To do —
Write out all of the lines below, exactly and completely.

--------

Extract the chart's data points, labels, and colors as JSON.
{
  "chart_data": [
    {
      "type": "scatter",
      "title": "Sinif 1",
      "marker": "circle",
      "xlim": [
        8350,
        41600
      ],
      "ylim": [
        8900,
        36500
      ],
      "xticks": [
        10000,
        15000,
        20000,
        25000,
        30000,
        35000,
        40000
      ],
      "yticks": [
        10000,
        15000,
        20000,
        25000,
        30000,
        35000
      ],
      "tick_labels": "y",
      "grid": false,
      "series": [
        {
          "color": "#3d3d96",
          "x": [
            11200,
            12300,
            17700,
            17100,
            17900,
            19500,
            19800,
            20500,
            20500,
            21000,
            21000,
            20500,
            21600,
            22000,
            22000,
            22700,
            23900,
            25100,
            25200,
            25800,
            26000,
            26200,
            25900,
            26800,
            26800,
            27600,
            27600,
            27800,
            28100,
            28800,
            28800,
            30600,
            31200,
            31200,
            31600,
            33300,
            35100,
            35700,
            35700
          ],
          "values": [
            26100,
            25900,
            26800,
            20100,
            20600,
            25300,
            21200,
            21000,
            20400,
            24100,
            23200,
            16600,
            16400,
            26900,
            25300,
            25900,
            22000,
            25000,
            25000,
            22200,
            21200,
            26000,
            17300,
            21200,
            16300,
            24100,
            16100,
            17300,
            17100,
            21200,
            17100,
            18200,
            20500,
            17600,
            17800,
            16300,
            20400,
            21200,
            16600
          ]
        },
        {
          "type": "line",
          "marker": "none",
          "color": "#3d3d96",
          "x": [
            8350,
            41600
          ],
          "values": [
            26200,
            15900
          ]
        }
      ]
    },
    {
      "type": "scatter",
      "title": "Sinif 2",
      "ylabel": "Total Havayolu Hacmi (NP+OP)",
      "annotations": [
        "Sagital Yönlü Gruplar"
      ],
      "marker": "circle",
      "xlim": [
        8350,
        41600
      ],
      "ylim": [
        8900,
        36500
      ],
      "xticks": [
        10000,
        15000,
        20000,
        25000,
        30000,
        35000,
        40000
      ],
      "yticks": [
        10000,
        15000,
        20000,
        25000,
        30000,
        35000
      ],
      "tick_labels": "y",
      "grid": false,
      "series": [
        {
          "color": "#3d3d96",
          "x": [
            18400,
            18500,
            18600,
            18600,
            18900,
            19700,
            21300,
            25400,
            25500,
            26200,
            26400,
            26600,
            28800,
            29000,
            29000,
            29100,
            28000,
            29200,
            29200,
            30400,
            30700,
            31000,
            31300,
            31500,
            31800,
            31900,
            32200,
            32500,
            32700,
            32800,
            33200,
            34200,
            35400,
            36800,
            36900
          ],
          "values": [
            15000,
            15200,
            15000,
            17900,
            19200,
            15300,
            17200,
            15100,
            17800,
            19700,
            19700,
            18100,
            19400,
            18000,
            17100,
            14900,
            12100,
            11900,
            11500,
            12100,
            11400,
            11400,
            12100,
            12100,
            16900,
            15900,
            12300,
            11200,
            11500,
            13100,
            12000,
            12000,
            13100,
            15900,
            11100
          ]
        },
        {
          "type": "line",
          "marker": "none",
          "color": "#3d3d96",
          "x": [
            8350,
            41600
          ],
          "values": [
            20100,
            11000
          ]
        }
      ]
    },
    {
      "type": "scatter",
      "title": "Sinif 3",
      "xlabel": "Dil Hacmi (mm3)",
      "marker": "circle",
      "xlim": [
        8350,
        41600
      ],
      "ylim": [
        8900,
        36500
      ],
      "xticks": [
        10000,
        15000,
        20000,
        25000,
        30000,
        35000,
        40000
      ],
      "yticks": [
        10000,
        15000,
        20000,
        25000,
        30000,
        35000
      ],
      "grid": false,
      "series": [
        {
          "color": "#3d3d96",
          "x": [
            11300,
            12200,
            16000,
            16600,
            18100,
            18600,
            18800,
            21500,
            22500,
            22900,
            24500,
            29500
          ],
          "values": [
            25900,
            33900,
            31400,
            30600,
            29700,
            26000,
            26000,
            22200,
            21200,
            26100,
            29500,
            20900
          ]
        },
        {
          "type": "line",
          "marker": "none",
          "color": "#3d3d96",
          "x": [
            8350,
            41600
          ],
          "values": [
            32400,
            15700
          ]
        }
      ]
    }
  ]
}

--------

In response —
Extract the chart's data points, labels, and colors as JSON.
{
  "chart_data": [
    {
      "type": "scatter",
      "title": "Sinif 1",
      "marker": "circle",
      "xlim": [
        8350,
        41600
      ],
      "ylim": [
        8900,
        36500
      ],
      "xticks": [
        10000,
        15000,
        20000,
        25000,
        30000,
        35000,
        40000
      ],
      "yticks": [
        10000,
        15000,
        20000,
        25000,
        30000,
        35000
      ],
      "tick_labels": "y",
      "grid": false,
      "series": [
        {
          "color": "#3d3d96",
          "x": [
            11200,
            12300,
            17700,
            17100,
            17900,
            19500,
            19800,
            20500,
            20500,
            21000,
            21000,
            20500,
            21600,
            22000,
            22000,
            22700,
            23900,
            25100,
            25200,
            25800,
            26000,
            26200,
            25900,
            26800,
            26800,
            27600,
            27600,
            27800,
            28100,
            28800,
            28800,
            30600,
            31200,
            31200,
            31600,
            33300,
            35100,
            35700,
            35700
          ],
          "values": [
            26100,
            25900,
            26800,
            20100,
            20600,
            25300,
            21200,
            21000,
            20400,
            24100,
            23200,
            16600,
            16400,
            26900,
            25300,
            25900,
            22000,
            25000,
            25000,
            22200,
            21200,
            26000,
            17300,
            21200,
            16300,
            24100,
            16100,
            17300,
            17100,
            21200,
            17100,
            18200,
            20500,
            17600,
            17800,
            16300,
            20400,
            21200,
            16600
          ]
        },
        {
          "type": "line",
          "marker": "none",
          "color": "#3d3d96",
          "x": [
            8350,
            41600
          ],
          "values": [
            26200,
            15900
          ]
        }
      ]
    },
    {
      "type": "scatter",
      "title": "Sinif 2",
      "ylabel": "Total Havayolu Hacmi (NP+OP)",
      "annotations": [
        "Sagital Yönlü Gruplar"
      ],
      "marker": "circle",
      "xlim": [
        8350,
        41600
      ],
      "ylim": [
        8900,
        36500
      ],
      "xticks": [
        10000,
        15000,
        20000,
        25000,
        30000,
        35000,
        40000
      ],
      "yticks": [
        10000,
        15000,
        20000,
        25000,
        30000,
        35000
      ],
      "tick_labels": "y",
      "grid": false,
      "series": [
        {
          "color": "#3d3d96",
          "x": [
            18400,
            18500,
            18600,
            18600,
            18900,
            19700,
            21300,
            25400,
            25500,
            26200,
            26400,
            26600,
            28800,
            29000,
            29000,
            29100,
            28000,
            29200,
            29200,
            30400,
            30700,
            31000,
            31300,
            31500,
            31800,
            31900,
            32200,
            32500,
            32700,
            32800,
            33200,
            34200,
            35400,
            36800,
            36900
          ],
          "values": [
            15000,
            15200,
            15000,
            17900,
            19200,
            15300,
            17200,
            15100,
            17800,
            19700,
            19700,
            18100,
            19400,
            18000,
            17100,
            14900,
            12100,
            11900,
            11500,
            12100,
            11400,
            11400,
            12100,
            12100,
            16900,
            15900,
            12300,
            11200,
            11500,
            13100,
            12000,
            12000,
            13100,
            15900,
            11100
          ]
        },
        {
          "type": "line",
          "marker": "none",
          "color": "#3d3d96",
          "x": [
            8350,
            41600
          ],
          "values": [
            20100,
            11000
          ]
        }
      ]
    },
    {
      "type": "scatter",
      "title": "Sinif 3",
      "xlabel": "Dil Hacmi (mm3)",
      "marker": "circle",
      "xlim": [
        8350,
        41600
      ],
      "ylim": [
        8900,
        36500
      ],
      "xticks": [
        10000,
        15000,
        20000,
        25000,
        30000,
        35000,
        40000
      ],
      "yticks": [
        10000,
        15000,
        20000,
        25000,
        30000,
        35000
      ],
      "grid": false,
      "series": [
        {
          "color": "#3d3d96",
          "x": [
            11300,
            12200,
            16000,
            16600,
            18100,
            18600,
            18800,
            21500,
            22500,
            22900,
            24500,
            29500
          ],
          "values": [
            25900,
            33900,
            31400,
            30600,
            29700,
            26000,
            26000,
            22200,
            21200,
            26100,
            29500,
            20900
          ]
        },
        {
          "type": "line",
          "marker": "none",
          "color": "#3d3d96",
          "x": [
            8350,
            41600
          ],
          "values": [
            32400,
            15700
          ]
        }
      ]
    }
  ]
}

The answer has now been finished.